Stated task: Extract every line of the items below that contains the string "segment". Treat uppercase and lowercase letters as distinct.

Recorded data:
------------------------------------
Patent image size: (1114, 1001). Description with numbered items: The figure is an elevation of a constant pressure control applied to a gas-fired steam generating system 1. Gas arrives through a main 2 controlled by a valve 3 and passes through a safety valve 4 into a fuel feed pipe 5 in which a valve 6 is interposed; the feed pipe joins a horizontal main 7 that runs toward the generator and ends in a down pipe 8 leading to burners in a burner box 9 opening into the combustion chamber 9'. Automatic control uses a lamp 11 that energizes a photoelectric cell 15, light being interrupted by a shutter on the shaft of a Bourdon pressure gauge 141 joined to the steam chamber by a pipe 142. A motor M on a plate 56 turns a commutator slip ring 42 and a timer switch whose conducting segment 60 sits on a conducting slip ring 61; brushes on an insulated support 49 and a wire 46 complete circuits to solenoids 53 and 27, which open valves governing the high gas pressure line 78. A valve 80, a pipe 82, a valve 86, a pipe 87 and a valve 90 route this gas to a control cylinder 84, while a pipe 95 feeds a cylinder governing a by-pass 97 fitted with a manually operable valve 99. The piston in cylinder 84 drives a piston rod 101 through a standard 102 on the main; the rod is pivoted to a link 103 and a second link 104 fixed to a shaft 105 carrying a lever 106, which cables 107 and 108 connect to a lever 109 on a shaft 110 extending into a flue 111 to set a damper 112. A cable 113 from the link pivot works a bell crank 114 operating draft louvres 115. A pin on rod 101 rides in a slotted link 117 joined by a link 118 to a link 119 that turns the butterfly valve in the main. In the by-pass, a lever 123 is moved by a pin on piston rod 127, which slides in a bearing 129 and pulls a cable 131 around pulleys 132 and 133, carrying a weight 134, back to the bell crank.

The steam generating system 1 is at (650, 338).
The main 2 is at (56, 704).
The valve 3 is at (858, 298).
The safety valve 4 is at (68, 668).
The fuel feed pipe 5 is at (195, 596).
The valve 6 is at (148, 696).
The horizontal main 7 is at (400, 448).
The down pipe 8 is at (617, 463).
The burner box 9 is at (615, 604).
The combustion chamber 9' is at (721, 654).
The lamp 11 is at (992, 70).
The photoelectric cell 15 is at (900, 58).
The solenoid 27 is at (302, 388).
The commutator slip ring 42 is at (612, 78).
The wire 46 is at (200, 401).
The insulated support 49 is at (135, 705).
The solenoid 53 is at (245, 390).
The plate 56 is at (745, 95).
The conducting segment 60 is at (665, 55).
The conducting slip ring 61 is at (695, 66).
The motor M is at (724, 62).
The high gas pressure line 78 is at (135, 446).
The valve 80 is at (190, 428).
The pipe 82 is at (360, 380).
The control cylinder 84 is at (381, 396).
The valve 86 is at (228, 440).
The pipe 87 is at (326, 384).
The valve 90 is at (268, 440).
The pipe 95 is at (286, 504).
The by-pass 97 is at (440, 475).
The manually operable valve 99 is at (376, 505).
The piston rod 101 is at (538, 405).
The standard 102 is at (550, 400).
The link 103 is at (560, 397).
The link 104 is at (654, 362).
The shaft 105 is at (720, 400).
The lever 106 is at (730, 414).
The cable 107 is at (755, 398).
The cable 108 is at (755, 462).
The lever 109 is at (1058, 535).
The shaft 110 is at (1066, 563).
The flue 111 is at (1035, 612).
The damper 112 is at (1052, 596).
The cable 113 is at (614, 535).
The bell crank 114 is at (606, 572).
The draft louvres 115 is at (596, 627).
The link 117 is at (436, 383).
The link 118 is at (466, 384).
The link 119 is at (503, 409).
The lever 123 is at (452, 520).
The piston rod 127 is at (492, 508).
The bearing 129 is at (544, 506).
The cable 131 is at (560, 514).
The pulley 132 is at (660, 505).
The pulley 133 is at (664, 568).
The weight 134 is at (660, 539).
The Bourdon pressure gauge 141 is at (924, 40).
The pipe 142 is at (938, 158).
------------------------------------
Complete output:
Patent image size: (1114, 1001). Description with numbered items: The figure is an elevation of a constant pressure control applied to a gas-fired steam generating system 1. Gas arrives through a main 2 controlled by a valve 3 and passes through a safety valve 4 into a fuel feed pipe 5 in which a valve 6 is interposed; the feed pipe joins a horizontal main 7 that runs toward the generator and ends in a down pipe 8 leading to burners in a burner box 9 opening into the combustion chamber 9'. Automatic control uses a lamp 11 that energizes a photoelectric cell 15, light being interrupted by a shutter on the shaft of a Bourdon pressure gauge 141 joined to the steam chamber by a pipe 142. A motor M on a plate 56 turns a commutator slip ring 42 and a timer switch whose conducting segment 60 sits on a conducting slip ring 61; brushes on an insulated support 49 and a wire 46 complete circuits to solenoids 53 and 27, which open valves governing the high gas pressure line 78. A valve 80, a pipe 82, a valve 86, a pipe 87 and a valve 90 route this gas to a control cylinder 84, while a pipe 95 feeds a cylinder governing a by-pass 97 fitted with a manually operable valve 99. The piston in cylinder 84 drives a piston rod 101 through a standard 102 on the main; the rod is pivoted to a link 103 and a second link 104 fixed to a shaft 105 carrying a lever 106, which cables 107 and 108 connect to a lever 109 on a shaft 110 extending into a flue 111 to set a damper 112. A cable 113 from the link pivot works a bell crank 114 operating draft louvres 115. A pin on rod 101 rides in a slotted link 117 joined by a link 118 to a link 119 that turns the butterfly valve in the main. In the by-pass, a lever 123 is moved by a pin on piston rod 127, which slides in a bearing 129 and pulls a cable 131 around pulleys 132 and 133, carrying a weight 134, back to the bell crank.
The conducting segment 60 is at (665, 55).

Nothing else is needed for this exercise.